### What you are asked to do:
Collect each line of the data below that contains the word "forms", and copy those lines as they appear.

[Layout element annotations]
* start *

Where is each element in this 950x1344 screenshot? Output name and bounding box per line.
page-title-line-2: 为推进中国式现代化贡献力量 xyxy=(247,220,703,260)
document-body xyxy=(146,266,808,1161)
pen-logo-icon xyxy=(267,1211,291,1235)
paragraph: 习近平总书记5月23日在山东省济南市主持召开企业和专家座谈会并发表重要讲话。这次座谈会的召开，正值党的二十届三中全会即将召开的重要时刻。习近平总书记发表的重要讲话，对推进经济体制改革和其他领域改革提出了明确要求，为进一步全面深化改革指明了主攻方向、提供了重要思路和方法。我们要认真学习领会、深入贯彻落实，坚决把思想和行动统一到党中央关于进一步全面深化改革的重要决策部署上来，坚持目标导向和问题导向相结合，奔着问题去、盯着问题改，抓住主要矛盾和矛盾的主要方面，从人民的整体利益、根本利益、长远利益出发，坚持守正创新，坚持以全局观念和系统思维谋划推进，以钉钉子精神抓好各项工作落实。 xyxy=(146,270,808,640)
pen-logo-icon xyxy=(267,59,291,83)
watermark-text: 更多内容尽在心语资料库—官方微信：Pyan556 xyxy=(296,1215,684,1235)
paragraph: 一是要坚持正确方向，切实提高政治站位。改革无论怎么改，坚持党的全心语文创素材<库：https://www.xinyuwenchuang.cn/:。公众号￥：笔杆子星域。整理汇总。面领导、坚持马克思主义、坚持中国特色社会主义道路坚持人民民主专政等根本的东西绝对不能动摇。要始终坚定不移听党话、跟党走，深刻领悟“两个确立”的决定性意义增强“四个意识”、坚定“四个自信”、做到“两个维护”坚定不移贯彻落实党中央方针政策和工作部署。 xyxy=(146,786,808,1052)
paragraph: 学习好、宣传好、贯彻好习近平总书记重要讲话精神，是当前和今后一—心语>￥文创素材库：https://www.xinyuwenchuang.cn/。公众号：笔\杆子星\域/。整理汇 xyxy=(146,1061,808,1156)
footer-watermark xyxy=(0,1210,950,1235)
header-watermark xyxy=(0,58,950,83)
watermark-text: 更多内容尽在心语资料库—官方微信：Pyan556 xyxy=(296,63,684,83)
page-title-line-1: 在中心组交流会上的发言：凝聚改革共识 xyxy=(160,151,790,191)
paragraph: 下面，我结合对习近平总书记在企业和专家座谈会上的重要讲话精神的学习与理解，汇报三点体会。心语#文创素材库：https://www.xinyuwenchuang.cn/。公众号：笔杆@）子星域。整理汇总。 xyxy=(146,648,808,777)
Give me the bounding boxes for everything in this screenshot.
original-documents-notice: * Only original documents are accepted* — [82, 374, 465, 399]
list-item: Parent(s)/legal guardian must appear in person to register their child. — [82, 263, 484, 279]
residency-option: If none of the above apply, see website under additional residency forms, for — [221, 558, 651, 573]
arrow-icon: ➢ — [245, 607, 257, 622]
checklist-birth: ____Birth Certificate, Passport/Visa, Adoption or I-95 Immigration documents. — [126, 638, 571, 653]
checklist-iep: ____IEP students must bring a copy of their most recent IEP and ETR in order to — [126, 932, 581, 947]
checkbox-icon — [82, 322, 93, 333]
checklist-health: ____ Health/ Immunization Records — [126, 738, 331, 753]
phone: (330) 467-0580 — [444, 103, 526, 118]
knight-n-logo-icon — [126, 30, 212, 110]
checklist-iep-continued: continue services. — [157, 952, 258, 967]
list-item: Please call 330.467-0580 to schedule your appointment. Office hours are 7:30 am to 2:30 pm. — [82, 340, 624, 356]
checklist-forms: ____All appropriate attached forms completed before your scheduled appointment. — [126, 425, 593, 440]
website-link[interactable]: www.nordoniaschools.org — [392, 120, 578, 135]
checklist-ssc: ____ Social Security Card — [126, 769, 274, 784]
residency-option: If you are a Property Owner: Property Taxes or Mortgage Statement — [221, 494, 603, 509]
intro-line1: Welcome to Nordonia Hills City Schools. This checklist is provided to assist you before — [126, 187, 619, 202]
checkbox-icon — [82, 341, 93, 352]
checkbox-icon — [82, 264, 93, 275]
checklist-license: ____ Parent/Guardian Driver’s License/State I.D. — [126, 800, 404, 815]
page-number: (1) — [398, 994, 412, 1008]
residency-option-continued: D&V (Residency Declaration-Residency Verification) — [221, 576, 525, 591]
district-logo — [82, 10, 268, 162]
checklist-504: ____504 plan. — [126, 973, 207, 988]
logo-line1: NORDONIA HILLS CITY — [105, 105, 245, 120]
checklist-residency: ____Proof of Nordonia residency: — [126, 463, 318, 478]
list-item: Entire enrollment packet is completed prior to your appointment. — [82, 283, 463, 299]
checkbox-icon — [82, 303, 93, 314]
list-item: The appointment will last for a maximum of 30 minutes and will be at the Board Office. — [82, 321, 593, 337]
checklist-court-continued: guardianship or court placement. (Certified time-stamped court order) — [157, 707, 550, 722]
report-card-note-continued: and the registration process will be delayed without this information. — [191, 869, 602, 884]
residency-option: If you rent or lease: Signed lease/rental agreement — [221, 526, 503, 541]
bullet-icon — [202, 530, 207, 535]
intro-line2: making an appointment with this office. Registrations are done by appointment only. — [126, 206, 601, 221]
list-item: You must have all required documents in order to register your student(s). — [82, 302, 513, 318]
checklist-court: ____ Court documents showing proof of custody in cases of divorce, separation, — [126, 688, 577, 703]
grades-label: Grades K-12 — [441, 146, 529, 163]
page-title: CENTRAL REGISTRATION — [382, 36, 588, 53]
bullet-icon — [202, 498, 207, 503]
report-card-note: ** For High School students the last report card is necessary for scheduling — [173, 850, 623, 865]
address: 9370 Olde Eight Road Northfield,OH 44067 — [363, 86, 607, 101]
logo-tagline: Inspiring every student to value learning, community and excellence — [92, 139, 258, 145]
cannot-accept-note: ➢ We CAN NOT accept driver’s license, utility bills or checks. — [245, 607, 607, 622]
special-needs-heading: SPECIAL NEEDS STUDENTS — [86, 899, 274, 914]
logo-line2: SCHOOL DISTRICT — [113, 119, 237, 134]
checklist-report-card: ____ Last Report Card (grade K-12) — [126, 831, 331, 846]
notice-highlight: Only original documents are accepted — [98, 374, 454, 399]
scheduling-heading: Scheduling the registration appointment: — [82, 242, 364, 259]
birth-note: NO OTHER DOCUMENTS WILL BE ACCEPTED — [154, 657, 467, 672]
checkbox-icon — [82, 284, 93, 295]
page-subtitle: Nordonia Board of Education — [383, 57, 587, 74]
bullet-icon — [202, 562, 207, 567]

* end *

### Written answer:
residency-option: If none of the above apply, see website under additional residency forms, for — [221, 558, 651, 573]
checklist-forms: ____All appropriate attached forms completed before your scheduled appointment. — [126, 425, 593, 440]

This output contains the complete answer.